Stated problem.
How many lines in the entries below contain "into"? Answer with the number only.

Some records
(begin)

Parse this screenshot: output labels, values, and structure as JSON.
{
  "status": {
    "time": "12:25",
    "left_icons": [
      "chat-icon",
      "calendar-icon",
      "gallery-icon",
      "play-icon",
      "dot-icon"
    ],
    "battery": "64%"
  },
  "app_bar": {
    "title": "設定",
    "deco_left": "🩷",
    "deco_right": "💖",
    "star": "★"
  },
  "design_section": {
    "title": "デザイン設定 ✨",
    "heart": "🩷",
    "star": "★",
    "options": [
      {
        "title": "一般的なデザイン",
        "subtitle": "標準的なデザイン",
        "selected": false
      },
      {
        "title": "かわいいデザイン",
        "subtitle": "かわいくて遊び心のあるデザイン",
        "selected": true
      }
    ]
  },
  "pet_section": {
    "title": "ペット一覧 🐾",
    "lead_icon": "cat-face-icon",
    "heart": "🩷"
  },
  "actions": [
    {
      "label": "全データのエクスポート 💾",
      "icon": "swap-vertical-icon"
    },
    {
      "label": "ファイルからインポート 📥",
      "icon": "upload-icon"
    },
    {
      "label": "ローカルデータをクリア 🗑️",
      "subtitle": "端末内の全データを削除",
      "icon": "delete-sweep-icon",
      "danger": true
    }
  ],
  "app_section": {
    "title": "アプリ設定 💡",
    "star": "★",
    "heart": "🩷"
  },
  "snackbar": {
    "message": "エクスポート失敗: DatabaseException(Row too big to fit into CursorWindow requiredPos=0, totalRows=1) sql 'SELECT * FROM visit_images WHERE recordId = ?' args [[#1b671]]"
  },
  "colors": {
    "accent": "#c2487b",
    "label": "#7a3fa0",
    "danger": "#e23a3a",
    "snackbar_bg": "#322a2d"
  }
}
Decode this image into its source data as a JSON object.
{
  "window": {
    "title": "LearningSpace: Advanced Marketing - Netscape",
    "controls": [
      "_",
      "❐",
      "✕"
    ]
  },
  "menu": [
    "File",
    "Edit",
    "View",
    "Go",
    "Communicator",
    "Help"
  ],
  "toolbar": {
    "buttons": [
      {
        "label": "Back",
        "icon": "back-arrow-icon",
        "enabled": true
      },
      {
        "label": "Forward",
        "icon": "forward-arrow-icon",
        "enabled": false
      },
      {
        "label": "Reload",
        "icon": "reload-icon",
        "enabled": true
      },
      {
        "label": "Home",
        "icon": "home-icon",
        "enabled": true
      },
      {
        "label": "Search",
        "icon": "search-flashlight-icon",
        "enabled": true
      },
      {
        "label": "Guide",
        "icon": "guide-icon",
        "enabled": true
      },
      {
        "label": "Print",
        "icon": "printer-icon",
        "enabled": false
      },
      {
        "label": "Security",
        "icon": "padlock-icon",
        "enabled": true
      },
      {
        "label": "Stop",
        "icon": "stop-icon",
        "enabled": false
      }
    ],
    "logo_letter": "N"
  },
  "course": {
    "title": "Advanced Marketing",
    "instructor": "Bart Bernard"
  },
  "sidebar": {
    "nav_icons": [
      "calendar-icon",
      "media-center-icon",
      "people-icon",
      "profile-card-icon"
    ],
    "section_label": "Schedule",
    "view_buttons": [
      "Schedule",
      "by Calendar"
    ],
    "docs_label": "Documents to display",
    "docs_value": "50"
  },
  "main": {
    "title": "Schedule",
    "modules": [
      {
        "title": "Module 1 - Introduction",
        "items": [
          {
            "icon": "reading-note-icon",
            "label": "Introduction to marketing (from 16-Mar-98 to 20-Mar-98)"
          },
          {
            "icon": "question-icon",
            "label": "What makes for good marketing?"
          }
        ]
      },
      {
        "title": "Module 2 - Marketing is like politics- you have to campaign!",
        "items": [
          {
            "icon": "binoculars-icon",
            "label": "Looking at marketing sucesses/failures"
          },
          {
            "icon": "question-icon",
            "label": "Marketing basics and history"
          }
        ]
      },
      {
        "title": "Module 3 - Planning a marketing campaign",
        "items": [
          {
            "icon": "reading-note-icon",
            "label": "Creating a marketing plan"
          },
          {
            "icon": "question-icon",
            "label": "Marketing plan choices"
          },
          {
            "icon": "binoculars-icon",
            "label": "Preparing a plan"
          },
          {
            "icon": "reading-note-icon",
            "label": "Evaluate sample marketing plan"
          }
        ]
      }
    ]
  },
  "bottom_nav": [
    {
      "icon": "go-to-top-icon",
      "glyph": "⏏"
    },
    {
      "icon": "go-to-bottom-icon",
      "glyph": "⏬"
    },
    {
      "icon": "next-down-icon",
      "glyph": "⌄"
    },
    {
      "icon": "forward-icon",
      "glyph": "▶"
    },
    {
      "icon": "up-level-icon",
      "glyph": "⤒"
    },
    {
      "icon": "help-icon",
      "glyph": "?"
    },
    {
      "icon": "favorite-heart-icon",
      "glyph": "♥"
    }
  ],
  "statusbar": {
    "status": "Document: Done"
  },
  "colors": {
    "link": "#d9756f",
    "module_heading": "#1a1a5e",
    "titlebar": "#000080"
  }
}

(end)

Correct response.
2